**WRITTEN PROBLEM**
From the line containing "What data populates" to the very last line, repeat everything exactly and add nothing else. Skip the pictures.
◆ ◆ ◆ ◆
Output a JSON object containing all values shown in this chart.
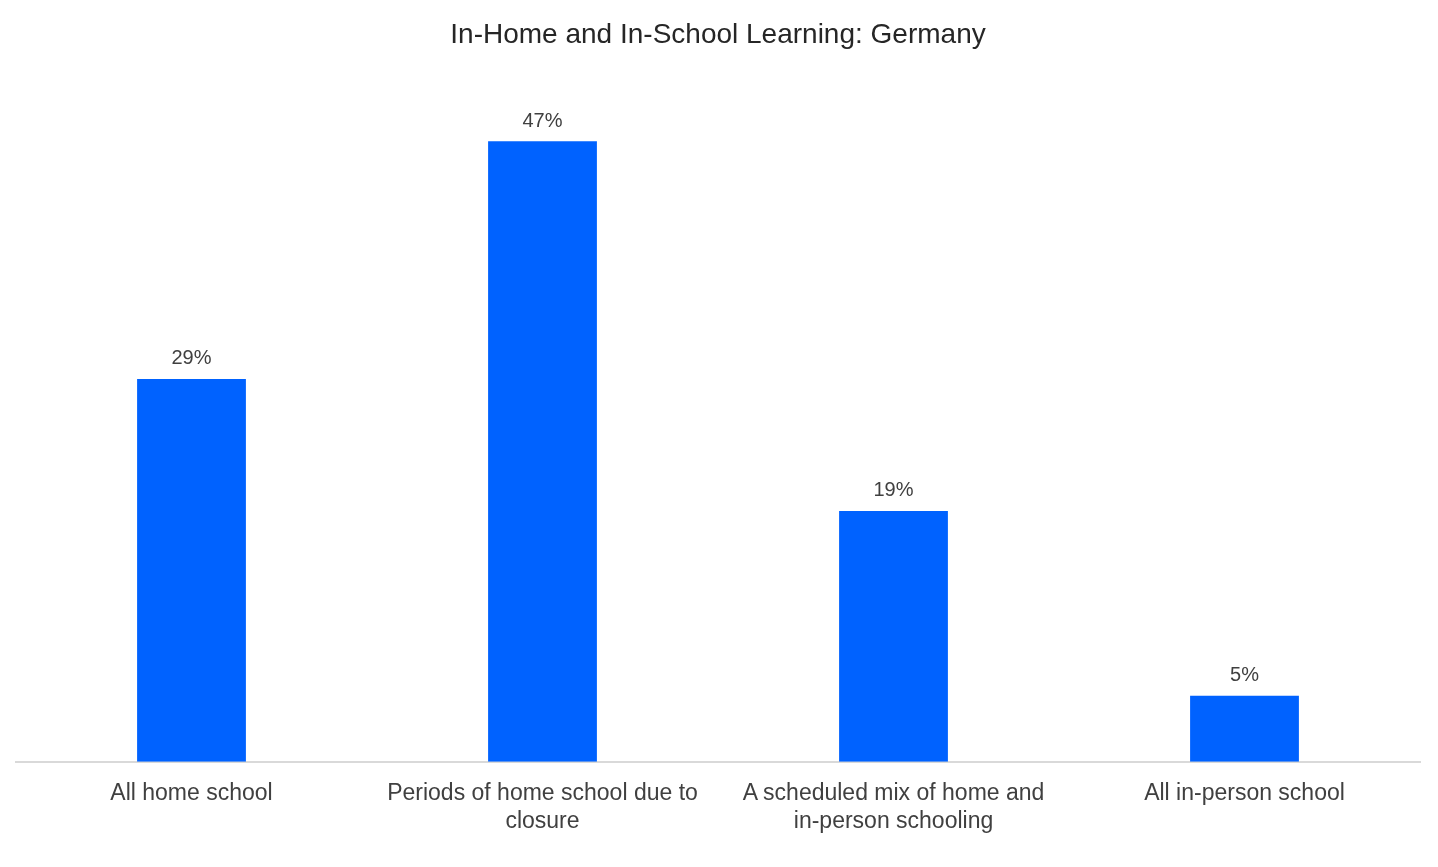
{
  "chart_data": {
    "type": "bar",
    "title": "In-Home and In-School Learning: Germany",
    "categories": [
      "All home school",
      "Periods of home school due to closure",
      "A scheduled mix of home and in-person schooling",
      "All in-person school"
    ],
    "values": [
      29,
      47,
      19,
      5
    ],
    "value_labels": [
      "29%",
      "47%",
      "19%",
      "5%"
    ],
    "color": "#0062ff",
    "grid": false,
    "legend": false
  }
}
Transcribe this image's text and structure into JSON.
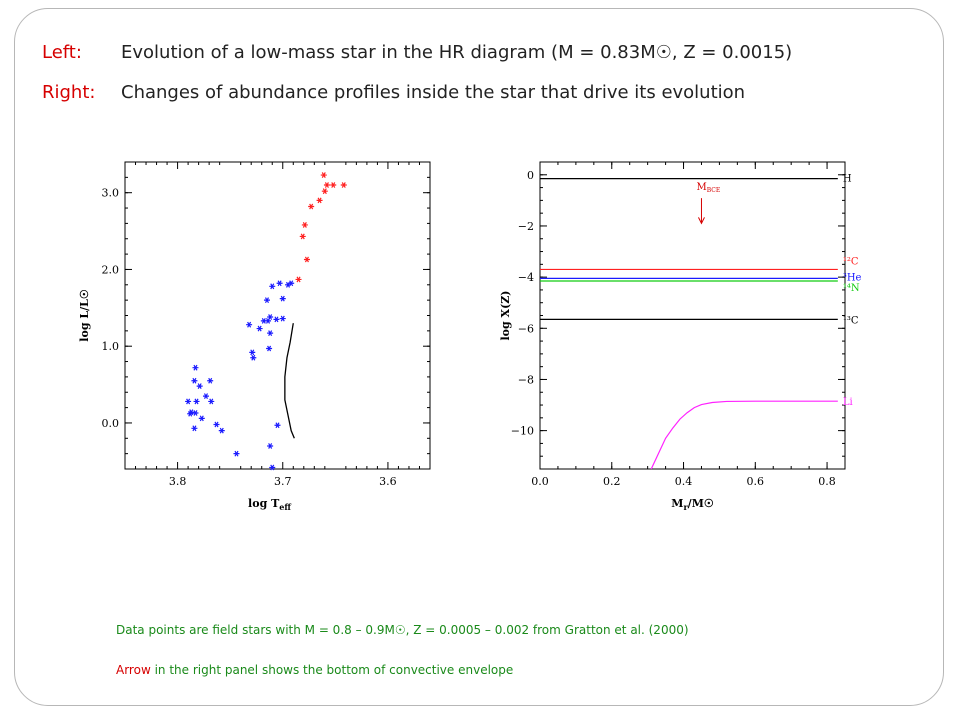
{
  "header": {
    "line1_label": "Left:",
    "line1_text": "Evolution of a low-mass star in the HR diagram  (M = 0.83M☉,  Z = 0.0015)",
    "line2_label": "Right:",
    "line2_text": "Changes of abundance profiles inside the star that drive its evolution"
  },
  "footnotes": {
    "line1": "Data points are field stars with M = 0.8 – 0.9M☉, Z = 0.0005 – 0.002  from Gratton et al. (2000)",
    "line2_emph": "Arrow",
    "line2_rest": " in the right panel shows the bottom of convective envelope"
  },
  "chart_data": [
    {
      "type": "scatter",
      "title": "",
      "xlabel": "log T",
      "xlabel_sub": "eff",
      "ylabel": "log L/L☉",
      "xlim": [
        3.85,
        3.56
      ],
      "ylim": [
        -0.6,
        3.4
      ],
      "x_ticks": [
        3.8,
        3.7,
        3.6
      ],
      "x_tick_labels": [
        "3.8",
        "3.7",
        "3.6"
      ],
      "y_ticks": [
        0.0,
        1.0,
        2.0,
        3.0
      ],
      "y_tick_labels": [
        "0.0",
        "1.0",
        "2.0",
        "3.0"
      ],
      "series": [
        {
          "color": "#1a1aff",
          "marker": "star",
          "points": [
            [
              3.783,
              0.72
            ],
            [
              3.784,
              0.55
            ],
            [
              3.769,
              0.55
            ],
            [
              3.779,
              0.48
            ],
            [
              3.79,
              0.28
            ],
            [
              3.782,
              0.28
            ],
            [
              3.773,
              0.35
            ],
            [
              3.768,
              0.28
            ],
            [
              3.787,
              0.14
            ],
            [
              3.783,
              0.13
            ],
            [
              3.788,
              0.12
            ],
            [
              3.784,
              -0.07
            ],
            [
              3.763,
              -0.02
            ],
            [
              3.777,
              0.06
            ],
            [
              3.744,
              -0.4
            ],
            [
              3.758,
              -0.1
            ],
            [
              3.728,
              0.85
            ],
            [
              3.729,
              0.92
            ],
            [
              3.722,
              1.23
            ],
            [
              3.732,
              1.28
            ],
            [
              3.712,
              1.38
            ],
            [
              3.718,
              1.33
            ],
            [
              3.714,
              1.33
            ],
            [
              3.7,
              1.36
            ],
            [
              3.706,
              1.35
            ],
            [
              3.712,
              1.17
            ],
            [
              3.713,
              0.97
            ],
            [
              3.715,
              1.6
            ],
            [
              3.7,
              1.62
            ],
            [
              3.695,
              1.8
            ],
            [
              3.692,
              1.82
            ],
            [
              3.703,
              1.82
            ],
            [
              3.71,
              1.78
            ],
            [
              3.712,
              -0.3
            ],
            [
              3.705,
              -0.03
            ],
            [
              3.71,
              -0.58
            ]
          ]
        },
        {
          "color": "#ff2020",
          "marker": "star",
          "points": [
            [
              3.661,
              3.23
            ],
            [
              3.658,
              3.1
            ],
            [
              3.652,
              3.1
            ],
            [
              3.642,
              3.1
            ],
            [
              3.66,
              3.02
            ],
            [
              3.665,
              2.9
            ],
            [
              3.673,
              2.82
            ],
            [
              3.679,
              2.58
            ],
            [
              3.681,
              2.43
            ],
            [
              3.677,
              2.13
            ],
            [
              3.685,
              1.87
            ]
          ]
        },
        {
          "name": "track",
          "type": "line",
          "color": "#000000",
          "points": [
            [
              3.689,
              -0.2
            ],
            [
              3.692,
              -0.1
            ],
            [
              3.695,
              0.1
            ],
            [
              3.698,
              0.3
            ],
            [
              3.698,
              0.6
            ],
            [
              3.696,
              0.85
            ],
            [
              3.693,
              1.05
            ],
            [
              3.69,
              1.3
            ]
          ]
        }
      ]
    },
    {
      "type": "line",
      "title": "",
      "xlabel": "M",
      "xlabel_sub": "r",
      "xlabel_tail": "/M☉",
      "ylabel": "log X(Z)",
      "xlim": [
        0.0,
        0.85
      ],
      "ylim": [
        -11.5,
        0.5
      ],
      "x_ticks": [
        0.0,
        0.2,
        0.4,
        0.6,
        0.8
      ],
      "x_tick_labels": [
        "0.0",
        "0.2",
        "0.4",
        "0.6",
        "0.8"
      ],
      "y_ticks": [
        0,
        -2,
        -4,
        -6,
        -8,
        -10
      ],
      "y_tick_labels": [
        "0",
        "−2",
        "−4",
        "−6",
        "−8",
        "−10"
      ],
      "series": [
        {
          "name": "H",
          "color": "#000000",
          "x": [
            0.0,
            0.83
          ],
          "y": [
            -0.15,
            -0.15
          ]
        },
        {
          "name": "¹²C",
          "color": "#ff2020",
          "x": [
            0.0,
            0.83
          ],
          "y": [
            -3.7,
            -3.7
          ]
        },
        {
          "name": "³He",
          "color": "#1a1aff",
          "x": [
            0.0,
            0.83
          ],
          "y": [
            -4.05,
            -4.05
          ]
        },
        {
          "name": "¹⁴N",
          "color": "#11cc11",
          "x": [
            0.0,
            0.83
          ],
          "y": [
            -4.15,
            -4.15
          ]
        },
        {
          "name": "¹³C",
          "color": "#000000",
          "x": [
            0.0,
            0.83
          ],
          "y": [
            -5.65,
            -5.65
          ]
        },
        {
          "name": "Li",
          "color": "#ff22ff",
          "x": [
            0.31,
            0.33,
            0.35,
            0.37,
            0.39,
            0.41,
            0.43,
            0.45,
            0.48,
            0.52,
            0.6,
            0.7,
            0.83
          ],
          "y": [
            -11.5,
            -10.9,
            -10.3,
            -9.9,
            -9.55,
            -9.3,
            -9.1,
            -8.98,
            -8.9,
            -8.86,
            -8.85,
            -8.85,
            -8.85
          ]
        }
      ],
      "annotations": [
        {
          "text": "M",
          "sub": "BCE",
          "x": 0.45,
          "y": -0.6,
          "arrow_to_y": -1.9,
          "color": "#d60000"
        }
      ]
    }
  ]
}
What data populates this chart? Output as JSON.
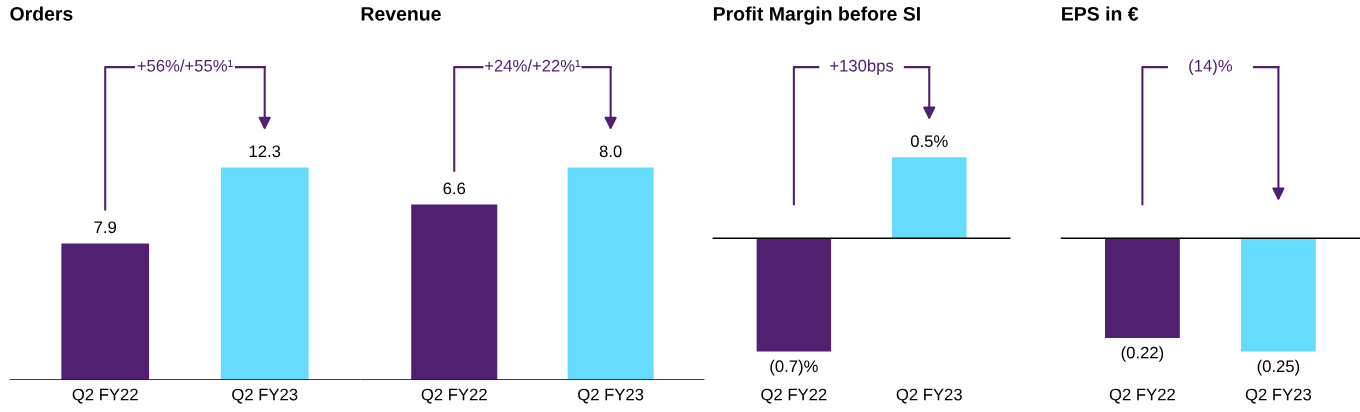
{
  "chart_data": [
    {
      "type": "bar",
      "title": "Orders",
      "categories": [
        "Q2 FY22",
        "Q2 FY23"
      ],
      "values": [
        7.9,
        12.3
      ],
      "colors": [
        "#512071",
        "#66dcfc"
      ],
      "value_labels": [
        "7.9",
        "12.3"
      ],
      "annotations": [
        "+56%/+55%¹"
      ],
      "tick_labels": "x"
    },
    {
      "type": "bar",
      "title": "Revenue",
      "categories": [
        "Q2 FY22",
        "Q2 FY23"
      ],
      "values": [
        6.6,
        8.0
      ],
      "colors": [
        "#512071",
        "#66dcfc"
      ],
      "value_labels": [
        "6.6",
        "8.0"
      ],
      "annotations": [
        "+24%/+22%¹"
      ],
      "tick_labels": "x"
    },
    {
      "type": "bar",
      "title": "Profit Margin before SI",
      "categories": [
        "Q2 FY22",
        "Q2 FY23"
      ],
      "values": [
        -0.7,
        0.5
      ],
      "colors": [
        "#512071",
        "#66dcfc"
      ],
      "value_labels": [
        "(0.7)%",
        "0.5%"
      ],
      "annotations": [
        "+130bps"
      ],
      "tick_labels": "x"
    },
    {
      "type": "bar",
      "title": "EPS in €",
      "categories": [
        "Q2 FY22",
        "Q2 FY23"
      ],
      "values": [
        -0.22,
        -0.25
      ],
      "colors": [
        "#512071",
        "#66dcfc"
      ],
      "value_labels": [
        "(0.22)",
        "(0.25)"
      ],
      "annotations": [
        "(14)%"
      ],
      "tick_labels": "x"
    }
  ]
}
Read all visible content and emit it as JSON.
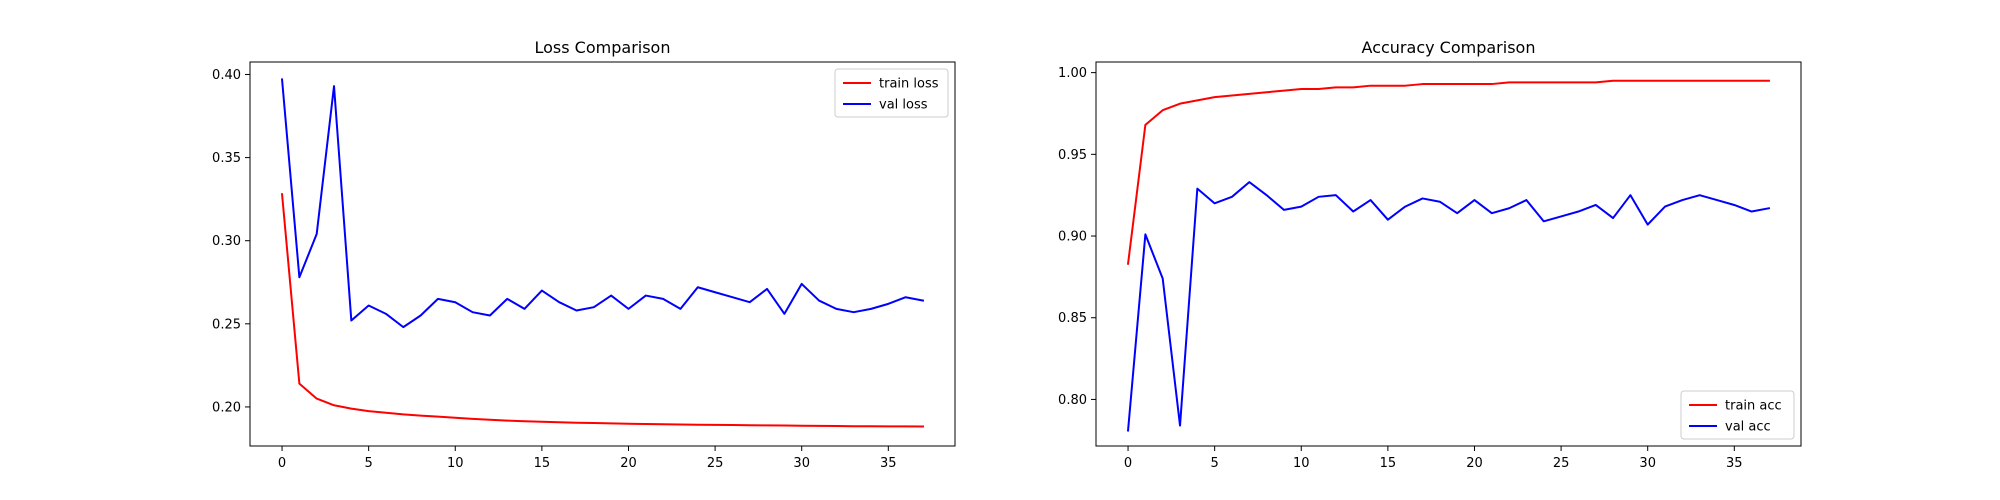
◆ ◆ ◆ ◆
**OUTPUT FOR THIS EXERCISE**
What data populates this chart? Output as JSON.
{
  "chart_data": [
    {
      "type": "bar",
      "title": "Orders",
      "categories": [
        "Q2 FY22",
        "Q2 FY23"
      ],
      "values": [
        7.9,
        12.3
      ],
      "colors": [
        "#512071",
        "#66dcfc"
      ],
      "value_labels": [
        "7.9",
        "12.3"
      ],
      "annotations": [
        "+56%/+55%¹"
      ],
      "tick_labels": "x"
    },
    {
      "type": "bar",
      "title": "Revenue",
      "categories": [
        "Q2 FY22",
        "Q2 FY23"
      ],
      "values": [
        6.6,
        8.0
      ],
      "colors": [
        "#512071",
        "#66dcfc"
      ],
      "value_labels": [
        "6.6",
        "8.0"
      ],
      "annotations": [
        "+24%/+22%¹"
      ],
      "tick_labels": "x"
    },
    {
      "type": "bar",
      "title": "Profit Margin before SI",
      "categories": [
        "Q2 FY22",
        "Q2 FY23"
      ],
      "values": [
        -0.7,
        0.5
      ],
      "colors": [
        "#512071",
        "#66dcfc"
      ],
      "value_labels": [
        "(0.7)%",
        "0.5%"
      ],
      "annotations": [
        "+130bps"
      ],
      "tick_labels": "x"
    },
    {
      "type": "bar",
      "title": "EPS in €",
      "categories": [
        "Q2 FY22",
        "Q2 FY23"
      ],
      "values": [
        -0.22,
        -0.25
      ],
      "colors": [
        "#512071",
        "#66dcfc"
      ],
      "value_labels": [
        "(0.22)",
        "(0.25)"
      ],
      "annotations": [
        "(14)%"
      ],
      "tick_labels": "x"
    }
  ]
}
Read all visible content and emit it as JSON.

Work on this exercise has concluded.